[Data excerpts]
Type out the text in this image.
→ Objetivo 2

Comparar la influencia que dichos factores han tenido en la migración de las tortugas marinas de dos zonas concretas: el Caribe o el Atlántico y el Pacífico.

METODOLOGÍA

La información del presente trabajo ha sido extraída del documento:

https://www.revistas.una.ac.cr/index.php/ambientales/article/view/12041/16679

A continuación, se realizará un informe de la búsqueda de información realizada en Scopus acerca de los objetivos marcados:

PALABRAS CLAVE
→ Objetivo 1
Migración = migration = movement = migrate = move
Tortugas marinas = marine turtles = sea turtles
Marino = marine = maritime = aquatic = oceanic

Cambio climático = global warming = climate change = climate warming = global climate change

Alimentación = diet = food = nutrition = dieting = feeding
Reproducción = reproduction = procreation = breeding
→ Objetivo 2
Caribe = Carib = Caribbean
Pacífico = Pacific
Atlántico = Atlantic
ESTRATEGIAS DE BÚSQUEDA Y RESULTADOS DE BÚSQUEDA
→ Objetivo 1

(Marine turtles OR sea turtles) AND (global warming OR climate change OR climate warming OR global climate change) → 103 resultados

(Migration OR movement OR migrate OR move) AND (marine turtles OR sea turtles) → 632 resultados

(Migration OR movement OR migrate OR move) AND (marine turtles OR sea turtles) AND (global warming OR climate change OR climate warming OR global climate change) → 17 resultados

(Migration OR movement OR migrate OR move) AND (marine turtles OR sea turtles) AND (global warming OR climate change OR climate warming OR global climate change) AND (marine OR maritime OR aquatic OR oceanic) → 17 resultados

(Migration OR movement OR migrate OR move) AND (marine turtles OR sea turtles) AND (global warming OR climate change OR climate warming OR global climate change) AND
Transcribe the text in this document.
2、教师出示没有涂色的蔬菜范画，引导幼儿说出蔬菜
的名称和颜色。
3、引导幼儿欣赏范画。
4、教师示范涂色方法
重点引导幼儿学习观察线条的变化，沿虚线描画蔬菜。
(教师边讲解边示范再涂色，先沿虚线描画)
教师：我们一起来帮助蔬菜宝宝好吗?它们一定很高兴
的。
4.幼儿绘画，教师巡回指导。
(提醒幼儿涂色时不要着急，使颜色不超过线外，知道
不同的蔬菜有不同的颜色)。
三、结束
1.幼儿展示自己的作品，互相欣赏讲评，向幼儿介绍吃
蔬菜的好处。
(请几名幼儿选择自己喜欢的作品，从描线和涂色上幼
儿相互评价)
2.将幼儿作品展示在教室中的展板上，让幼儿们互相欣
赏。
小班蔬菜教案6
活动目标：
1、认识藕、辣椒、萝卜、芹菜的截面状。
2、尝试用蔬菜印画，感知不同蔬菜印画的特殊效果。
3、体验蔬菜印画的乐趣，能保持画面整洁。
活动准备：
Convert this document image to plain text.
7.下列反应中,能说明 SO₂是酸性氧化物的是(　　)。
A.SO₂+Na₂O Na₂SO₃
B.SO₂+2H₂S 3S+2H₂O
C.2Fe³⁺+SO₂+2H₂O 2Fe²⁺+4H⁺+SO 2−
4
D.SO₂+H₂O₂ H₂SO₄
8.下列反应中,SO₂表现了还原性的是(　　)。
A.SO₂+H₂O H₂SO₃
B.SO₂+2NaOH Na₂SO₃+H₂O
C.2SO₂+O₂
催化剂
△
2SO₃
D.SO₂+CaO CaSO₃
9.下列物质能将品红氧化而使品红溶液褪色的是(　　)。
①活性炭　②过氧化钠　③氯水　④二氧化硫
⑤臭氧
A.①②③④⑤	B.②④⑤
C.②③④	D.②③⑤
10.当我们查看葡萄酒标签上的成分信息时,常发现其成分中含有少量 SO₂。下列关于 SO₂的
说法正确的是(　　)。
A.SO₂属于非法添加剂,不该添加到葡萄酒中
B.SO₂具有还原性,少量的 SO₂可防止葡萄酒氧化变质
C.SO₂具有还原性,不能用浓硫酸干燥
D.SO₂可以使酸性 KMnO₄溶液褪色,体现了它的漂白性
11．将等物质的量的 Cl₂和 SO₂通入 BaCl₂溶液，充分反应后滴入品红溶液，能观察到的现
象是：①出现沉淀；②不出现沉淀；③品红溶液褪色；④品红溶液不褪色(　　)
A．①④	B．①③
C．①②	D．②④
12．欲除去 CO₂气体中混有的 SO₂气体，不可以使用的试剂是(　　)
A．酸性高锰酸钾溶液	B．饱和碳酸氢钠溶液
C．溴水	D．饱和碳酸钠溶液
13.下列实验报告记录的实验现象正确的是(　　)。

Requirement
Transcribe each entry exactly.

Result
Type out the text in this image.
→ Objetivo 2

Comparar la influencia que dichos factores han tenido en la migración de las tortugas marinas de dos zonas concretas: el Caribe o el Atlántico y el Pacífico.

METODOLOGÍA

La información del presente trabajo ha sido extraída del documento:

https://www.revistas.una.ac.cr/index.php/ambientales/article/view/12041/16679

A continuación, se realizará un informe de la búsqueda de información realizada en Scopus acerca de los objetivos marcados:

PALABRAS CLAVE
→ Objetivo 1
Migración = migration = movement = migrate = move
Tortugas marinas = marine turtles = sea turtles
Marino = marine = maritime = aquatic = oceanic

Cambio climático = global warming = climate change = climate warming = global climate change

Alimentación = diet = food = nutrition = dieting = feeding
Reproducción = reproduction = procreation = breeding
→ Objetivo 2
Caribe = Carib = Caribbean
Pacífico = Pacific
Atlántico = Atlantic
ESTRATEGIAS DE BÚSQUEDA Y RESULTADOS DE BÚSQUEDA
→ Objetivo 1

(Marine turtles OR sea turtles) AND (global warming OR climate change OR climate warming OR global climate change) → 103 resultados

(Migration OR movement OR migrate OR move) AND (marine turtles OR sea turtles) → 632 resultados

(Migration OR movement OR migrate OR move) AND (marine turtles OR sea turtles) AND (global warming OR climate change OR climate warming OR global climate change) → 17 resultados

(Migration OR movement OR migrate OR move) AND (marine turtles OR sea turtles) AND (global warming OR climate change OR climate warming OR global climate change) AND (marine OR maritime OR aquatic OR oceanic) → 17 resultados

(Migration OR movement OR migrate OR move) AND (marine turtles OR sea turtles) AND (global warming OR climate change OR climate warming OR global climate change) AND
Transcribe the text in this document.
2、教师出示没有涂色的蔬菜范画，引导幼儿说出蔬菜
的名称和颜色。
3、引导幼儿欣赏范画。
4、教师示范涂色方法
重点引导幼儿学习观察线条的变化，沿虚线描画蔬菜。
(教师边讲解边示范再涂色，先沿虚线描画)
教师：我们一起来帮助蔬菜宝宝好吗?它们一定很高兴
的。
4.幼儿绘画，教师巡回指导。
(提醒幼儿涂色时不要着急，使颜色不超过线外，知道
不同的蔬菜有不同的颜色)。
三、结束
1.幼儿展示自己的作品，互相欣赏讲评，向幼儿介绍吃
蔬菜的好处。
(请几名幼儿选择自己喜欢的作品，从描线和涂色上幼
儿相互评价)
2.将幼儿作品展示在教室中的展板上，让幼儿们互相欣
赏。
小班蔬菜教案6
活动目标：
1、认识藕、辣椒、萝卜、芹菜的截面状。
2、尝试用蔬菜印画，感知不同蔬菜印画的特殊效果。
3、体验蔬菜印画的乐趣，能保持画面整洁。
活动准备：
Convert this document image to plain text.
7.下列反应中,能说明 SO₂是酸性氧化物的是(　　)。
A.SO₂+Na₂O Na₂SO₃
B.SO₂+2H₂S 3S+2H₂O
C.2Fe³⁺+SO₂+2H₂O 2Fe²⁺+4H⁺+SO 2−
4
D.SO₂+H₂O₂ H₂SO₄
8.下列反应中,SO₂表现了还原性的是(　　)。
A.SO₂+H₂O H₂SO₃
B.SO₂+2NaOH Na₂SO₃+H₂O
C.2SO₂+O₂
催化剂
△
2SO₃
D.SO₂+CaO CaSO₃
9.下列物质能将品红氧化而使品红溶液褪色的是(　　)。
①活性炭　②过氧化钠　③氯水　④二氧化硫
⑤臭氧
A.①②③④⑤	B.②④⑤
C.②③④	D.②③⑤
10.当我们查看葡萄酒标签上的成分信息时,常发现其成分中含有少量 SO₂。下列关于 SO₂的
说法正确的是(　　)。
A.SO₂属于非法添加剂,不该添加到葡萄酒中
B.SO₂具有还原性,少量的 SO₂可防止葡萄酒氧化变质
C.SO₂具有还原性,不能用浓硫酸干燥
D.SO₂可以使酸性 KMnO₄溶液褪色,体现了它的漂白性
11．将等物质的量的 Cl₂和 SO₂通入 BaCl₂溶液，充分反应后滴入品红溶液，能观察到的现
象是：①出现沉淀；②不出现沉淀；③品红溶液褪色；④品红溶液不褪色(　　)
A．①④	B．①③
C．①②	D．②④
12．欲除去 CO₂气体中混有的 SO₂气体，不可以使用的试剂是(　　)
A．酸性高锰酸钾溶液	B．饱和碳酸氢钠溶液
C．溴水	D．饱和碳酸钠溶液
13.下列实验报告记录的实验现象正确的是(　　)。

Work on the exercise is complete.